▸ **SUPPLIED ENTRIES**

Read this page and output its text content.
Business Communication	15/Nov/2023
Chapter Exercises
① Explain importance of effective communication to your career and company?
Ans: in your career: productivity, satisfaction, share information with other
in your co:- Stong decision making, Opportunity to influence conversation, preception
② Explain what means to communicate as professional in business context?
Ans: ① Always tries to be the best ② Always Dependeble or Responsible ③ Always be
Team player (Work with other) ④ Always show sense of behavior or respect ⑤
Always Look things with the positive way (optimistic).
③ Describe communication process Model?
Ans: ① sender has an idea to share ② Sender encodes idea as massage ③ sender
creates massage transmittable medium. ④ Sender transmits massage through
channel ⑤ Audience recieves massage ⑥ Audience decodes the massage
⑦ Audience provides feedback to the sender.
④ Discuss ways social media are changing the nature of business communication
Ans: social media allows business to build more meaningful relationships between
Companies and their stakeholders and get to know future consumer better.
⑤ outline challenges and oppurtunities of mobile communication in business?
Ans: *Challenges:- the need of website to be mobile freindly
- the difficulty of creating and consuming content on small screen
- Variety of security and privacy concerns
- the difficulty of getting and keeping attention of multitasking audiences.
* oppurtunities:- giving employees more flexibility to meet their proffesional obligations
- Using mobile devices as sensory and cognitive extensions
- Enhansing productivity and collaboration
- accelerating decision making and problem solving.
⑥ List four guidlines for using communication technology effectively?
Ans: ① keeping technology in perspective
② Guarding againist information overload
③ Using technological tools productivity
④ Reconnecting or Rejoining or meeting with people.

▸ **WHAT IS NEEDED**
Gather all lines with the string "oppurtunities" from the data.

▸ **SOLUTION TO THE PROBLEM**
⑤ outline challenges and oppurtunities of mobile communication in business?
* oppurtunities:- giving employees more flexibility to meet their proffesional obligations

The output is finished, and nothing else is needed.